Data records:
========

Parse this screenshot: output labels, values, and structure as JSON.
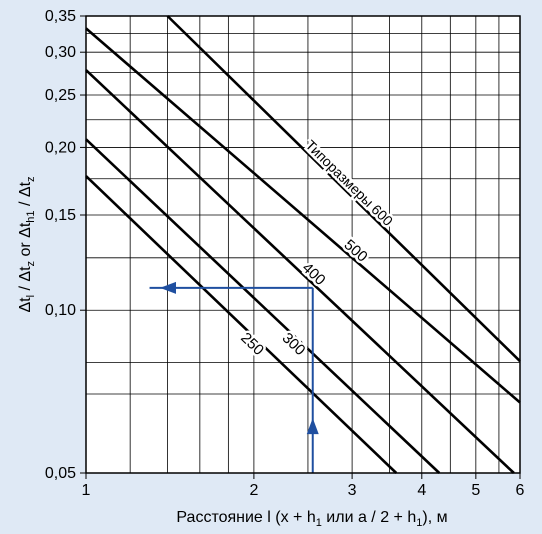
{
  "chart_data": {
    "type": "line",
    "x_scale": "log",
    "y_scale": "log",
    "xlim": [
      1,
      6
    ],
    "ylim": [
      0.05,
      0.35
    ],
    "grid": true,
    "x_ticks": [
      1,
      2,
      3,
      4,
      5,
      6
    ],
    "x_tick_labels": [
      "1",
      "2",
      "3",
      "4",
      "5",
      "6"
    ],
    "y_ticks": [
      0.05,
      0.1,
      0.15,
      0.2,
      0.25,
      0.3,
      0.35
    ],
    "y_tick_labels": [
      "0,05",
      "0,10",
      "0,15",
      "0,20",
      "0,25",
      "0,30",
      "0,35"
    ],
    "x_gridlines": [
      1.2,
      1.4,
      1.6,
      1.8,
      2,
      2.5,
      3,
      3.5,
      4,
      4.5,
      5,
      5.5,
      6
    ],
    "y_gridlines": [
      0.05,
      0.07,
      0.08,
      0.1,
      0.125,
      0.15,
      0.175,
      0.2,
      0.225,
      0.25,
      0.275,
      0.3,
      0.325,
      0.35
    ],
    "ylabel_parts": {
      "a": "Δt",
      "a_sub": "l",
      "b": " / Δt",
      "b_sub": "z",
      "or": " or ",
      "c": "Δt",
      "c_sub": "h1",
      "d": " / Δt",
      "d_sub": "z"
    },
    "xlabel_parts": {
      "pre": "Расстояние l (x + h",
      "sub1": "1",
      "mid": " или a / 2 + h",
      "sub2": "1",
      "post": "), м"
    },
    "series": [
      {
        "label_text": "Типоразмеры 600",
        "points": [
          [
            1.4,
            0.35
          ],
          [
            6,
            0.0805
          ]
        ]
      },
      {
        "label_text": "500",
        "points": [
          [
            1,
            0.332
          ],
          [
            6,
            0.0675
          ]
        ]
      },
      {
        "label_text": "400",
        "points": [
          [
            1,
            0.278
          ],
          [
            5.85,
            0.05
          ]
        ]
      },
      {
        "label_text": "300",
        "points": [
          [
            1,
            0.207
          ],
          [
            4.3,
            0.05
          ]
        ]
      },
      {
        "label_text": "250",
        "points": [
          [
            1,
            0.177
          ],
          [
            3.6,
            0.05
          ]
        ]
      }
    ],
    "annotation": {
      "x": 2.55,
      "y": 0.11,
      "y_start": 0.05,
      "x_end": 1.3
    },
    "colors": {
      "background": "#dfe9f5",
      "plot_area": "#ffffff",
      "grid": "#000000",
      "series": "#000000",
      "arrow": "#1f4fa0"
    }
  }
}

========

Quote every entry exactly, with the pictures omitted.

Parse this screenshot: output labels, values, and structure as JSON.
{
  "chart_data": {
    "type": "line",
    "x_scale": "log",
    "y_scale": "log",
    "xlim": [
      1,
      6
    ],
    "ylim": [
      0.05,
      0.35
    ],
    "grid": true,
    "x_ticks": [
      1,
      2,
      3,
      4,
      5,
      6
    ],
    "x_tick_labels": [
      "1",
      "2",
      "3",
      "4",
      "5",
      "6"
    ],
    "y_ticks": [
      0.05,
      0.1,
      0.15,
      0.2,
      0.25,
      0.3,
      0.35
    ],
    "y_tick_labels": [
      "0,05",
      "0,10",
      "0,15",
      "0,20",
      "0,25",
      "0,30",
      "0,35"
    ],
    "x_gridlines": [
      1.2,
      1.4,
      1.6,
      1.8,
      2,
      2.5,
      3,
      3.5,
      4,
      4.5,
      5,
      5.5,
      6
    ],
    "y_gridlines": [
      0.05,
      0.07,
      0.08,
      0.1,
      0.125,
      0.15,
      0.175,
      0.2,
      0.225,
      0.25,
      0.275,
      0.3,
      0.325,
      0.35
    ],
    "ylabel_parts": {
      "a": "Δt",
      "a_sub": "l",
      "b": " / Δt",
      "b_sub": "z",
      "or": " or ",
      "c": "Δt",
      "c_sub": "h1",
      "d": " / Δt",
      "d_sub": "z"
    },
    "xlabel_parts": {
      "pre": "Расстояние l (x + h",
      "sub1": "1",
      "mid": " или a / 2 + h",
      "sub2": "1",
      "post": "), м"
    },
    "series": [
      {
        "label_text": "Типоразмеры 600",
        "points": [
          [
            1.4,
            0.35
          ],
          [
            6,
            0.0805
          ]
        ]
      },
      {
        "label_text": "500",
        "points": [
          [
            1,
            0.332
          ],
          [
            6,
            0.0675
          ]
        ]
      },
      {
        "label_text": "400",
        "points": [
          [
            1,
            0.278
          ],
          [
            5.85,
            0.05
          ]
        ]
      },
      {
        "label_text": "300",
        "points": [
          [
            1,
            0.207
          ],
          [
            4.3,
            0.05
          ]
        ]
      },
      {
        "label_text": "250",
        "points": [
          [
            1,
            0.177
          ],
          [
            3.6,
            0.05
          ]
        ]
      }
    ],
    "annotation": {
      "x": 2.55,
      "y": 0.11,
      "y_start": 0.05,
      "x_end": 1.3
    },
    "colors": {
      "background": "#dfe9f5",
      "plot_area": "#ffffff",
      "grid": "#000000",
      "series": "#000000",
      "arrow": "#1f4fa0"
    }
  }
}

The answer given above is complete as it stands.